** Data for the task **
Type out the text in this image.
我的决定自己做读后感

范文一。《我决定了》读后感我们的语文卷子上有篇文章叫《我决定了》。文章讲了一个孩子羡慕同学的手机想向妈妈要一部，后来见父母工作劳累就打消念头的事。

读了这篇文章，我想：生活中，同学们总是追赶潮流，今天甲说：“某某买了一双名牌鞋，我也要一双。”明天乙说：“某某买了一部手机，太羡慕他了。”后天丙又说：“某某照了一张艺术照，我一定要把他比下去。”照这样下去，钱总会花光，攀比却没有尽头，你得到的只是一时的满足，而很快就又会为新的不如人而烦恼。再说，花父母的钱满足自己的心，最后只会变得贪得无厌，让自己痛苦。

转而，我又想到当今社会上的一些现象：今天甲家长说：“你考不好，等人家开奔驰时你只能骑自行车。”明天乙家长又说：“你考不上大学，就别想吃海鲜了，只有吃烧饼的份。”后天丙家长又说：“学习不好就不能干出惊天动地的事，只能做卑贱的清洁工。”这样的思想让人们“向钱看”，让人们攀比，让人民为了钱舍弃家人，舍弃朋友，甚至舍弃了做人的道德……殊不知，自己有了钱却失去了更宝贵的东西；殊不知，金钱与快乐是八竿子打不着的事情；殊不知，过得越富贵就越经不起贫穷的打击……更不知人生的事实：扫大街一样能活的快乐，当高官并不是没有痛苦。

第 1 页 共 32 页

** Exercise directions **
Copy out the whole listing exactly; please set it all down.

** Complete output **
Type out the text in this image.
我的决定自己做读后感

范文一。《我决定了》读后感我们的语文卷子上有篇文章叫《我决定了》。文章讲了一个孩子羡慕同学的手机想向妈妈要一部，后来见父母工作劳累就打消念头的事。

读了这篇文章，我想：生活中，同学们总是追赶潮流，今天甲说：“某某买了一双名牌鞋，我也要一双。”明天乙说：“某某买了一部手机，太羡慕他了。”后天丙又说：“某某照了一张艺术照，我一定要把他比下去。”照这样下去，钱总会花光，攀比却没有尽头，你得到的只是一时的满足，而很快就又会为新的不如人而烦恼。再说，花父母的钱满足自己的心，最后只会变得贪得无厌，让自己痛苦。

转而，我又想到当今社会上的一些现象：今天甲家长说：“你考不好，等人家开奔驰时你只能骑自行车。”明天乙家长又说：“你考不上大学，就别想吃海鲜了，只有吃烧饼的份。”后天丙家长又说：“学习不好就不能干出惊天动地的事，只能做卑贱的清洁工。”这样的思想让人们“向钱看”，让人们攀比，让人民为了钱舍弃家人，舍弃朋友，甚至舍弃了做人的道德……殊不知，自己有了钱却失去了更宝贵的东西；殊不知，金钱与快乐是八竿子打不着的事情；殊不知，过得越富贵就越经不起贫穷的打击……更不知人生的事实：扫大街一样能活的快乐，当高官并不是没有痛苦。

第 1 页 共 32 页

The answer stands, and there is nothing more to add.